(Stored items)
— Start —

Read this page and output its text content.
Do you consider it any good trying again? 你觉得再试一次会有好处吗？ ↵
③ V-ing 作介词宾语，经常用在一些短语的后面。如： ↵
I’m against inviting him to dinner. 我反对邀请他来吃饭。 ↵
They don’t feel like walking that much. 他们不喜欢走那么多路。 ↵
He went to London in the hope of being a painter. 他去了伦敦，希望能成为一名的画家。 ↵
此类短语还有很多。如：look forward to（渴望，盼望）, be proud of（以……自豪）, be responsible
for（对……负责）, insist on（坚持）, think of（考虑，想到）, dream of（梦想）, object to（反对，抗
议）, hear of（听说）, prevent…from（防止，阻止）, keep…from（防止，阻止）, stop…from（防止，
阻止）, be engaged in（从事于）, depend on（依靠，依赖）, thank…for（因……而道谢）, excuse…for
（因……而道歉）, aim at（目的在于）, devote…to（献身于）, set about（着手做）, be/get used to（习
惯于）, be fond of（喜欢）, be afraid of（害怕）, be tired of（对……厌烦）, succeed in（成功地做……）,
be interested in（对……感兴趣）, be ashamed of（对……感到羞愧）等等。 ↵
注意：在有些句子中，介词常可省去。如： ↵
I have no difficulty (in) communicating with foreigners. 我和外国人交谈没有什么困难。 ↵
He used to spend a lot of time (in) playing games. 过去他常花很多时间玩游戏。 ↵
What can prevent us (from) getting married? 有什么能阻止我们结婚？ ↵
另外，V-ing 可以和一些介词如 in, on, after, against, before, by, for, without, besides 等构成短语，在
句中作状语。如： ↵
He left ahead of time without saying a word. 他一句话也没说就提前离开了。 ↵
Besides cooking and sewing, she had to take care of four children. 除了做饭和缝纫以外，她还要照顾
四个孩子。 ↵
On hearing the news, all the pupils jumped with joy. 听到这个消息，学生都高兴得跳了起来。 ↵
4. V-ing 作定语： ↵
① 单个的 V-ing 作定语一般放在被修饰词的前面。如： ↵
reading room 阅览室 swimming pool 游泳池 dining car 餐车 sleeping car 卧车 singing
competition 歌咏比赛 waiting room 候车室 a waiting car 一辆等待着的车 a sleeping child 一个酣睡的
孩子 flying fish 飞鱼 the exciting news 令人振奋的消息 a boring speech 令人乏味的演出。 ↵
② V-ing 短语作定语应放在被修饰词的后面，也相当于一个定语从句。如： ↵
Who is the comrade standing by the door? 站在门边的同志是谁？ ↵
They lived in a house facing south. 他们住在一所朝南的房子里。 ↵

— End —

** STATED TASK **
Please return the data above exactly as given.

** RESPONSE TO THIS EXERCISE **
Read this page and output its text content.
Do you consider it any good trying again? 你觉得再试一次会有好处吗？ ↵
③ V-ing 作介词宾语，经常用在一些短语的后面。如： ↵
I’m against inviting him to dinner. 我反对邀请他来吃饭。 ↵
They don’t feel like walking that much. 他们不喜欢走那么多路。 ↵
He went to London in the hope of being a painter. 他去了伦敦，希望能成为一名的画家。 ↵
此类短语还有很多。如：look forward to（渴望，盼望）, be proud of（以……自豪）, be responsible
for（对……负责）, insist on（坚持）, think of（考虑，想到）, dream of（梦想）, object to（反对，抗
议）, hear of（听说）, prevent…from（防止，阻止）, keep…from（防止，阻止）, stop…from（防止，
阻止）, be engaged in（从事于）, depend on（依靠，依赖）, thank…for（因……而道谢）, excuse…for
（因……而道歉）, aim at（目的在于）, devote…to（献身于）, set about（着手做）, be/get used to（习
惯于）, be fond of（喜欢）, be afraid of（害怕）, be tired of（对……厌烦）, succeed in（成功地做……）,
be interested in（对……感兴趣）, be ashamed of（对……感到羞愧）等等。 ↵
注意：在有些句子中，介词常可省去。如： ↵
I have no difficulty (in) communicating with foreigners. 我和外国人交谈没有什么困难。 ↵
He used to spend a lot of time (in) playing games. 过去他常花很多时间玩游戏。 ↵
What can prevent us (from) getting married? 有什么能阻止我们结婚？ ↵
另外，V-ing 可以和一些介词如 in, on, after, against, before, by, for, without, besides 等构成短语，在
句中作状语。如： ↵
He left ahead of time without saying a word. 他一句话也没说就提前离开了。 ↵
Besides cooking and sewing, she had to take care of four children. 除了做饭和缝纫以外，她还要照顾
四个孩子。 ↵
On hearing the news, all the pupils jumped with joy. 听到这个消息，学生都高兴得跳了起来。 ↵
4. V-ing 作定语： ↵
① 单个的 V-ing 作定语一般放在被修饰词的前面。如： ↵
reading room 阅览室 swimming pool 游泳池 dining car 餐车 sleeping car 卧车 singing
competition 歌咏比赛 waiting room 候车室 a waiting car 一辆等待着的车 a sleeping child 一个酣睡的
孩子 flying fish 飞鱼 the exciting news 令人振奋的消息 a boring speech 令人乏味的演出。 ↵
② V-ing 短语作定语应放在被修饰词的后面，也相当于一个定语从句。如： ↵
Who is the comrade standing by the door? 站在门边的同志是谁？ ↵
They lived in a house facing south. 他们住在一所朝南的房子里。 ↵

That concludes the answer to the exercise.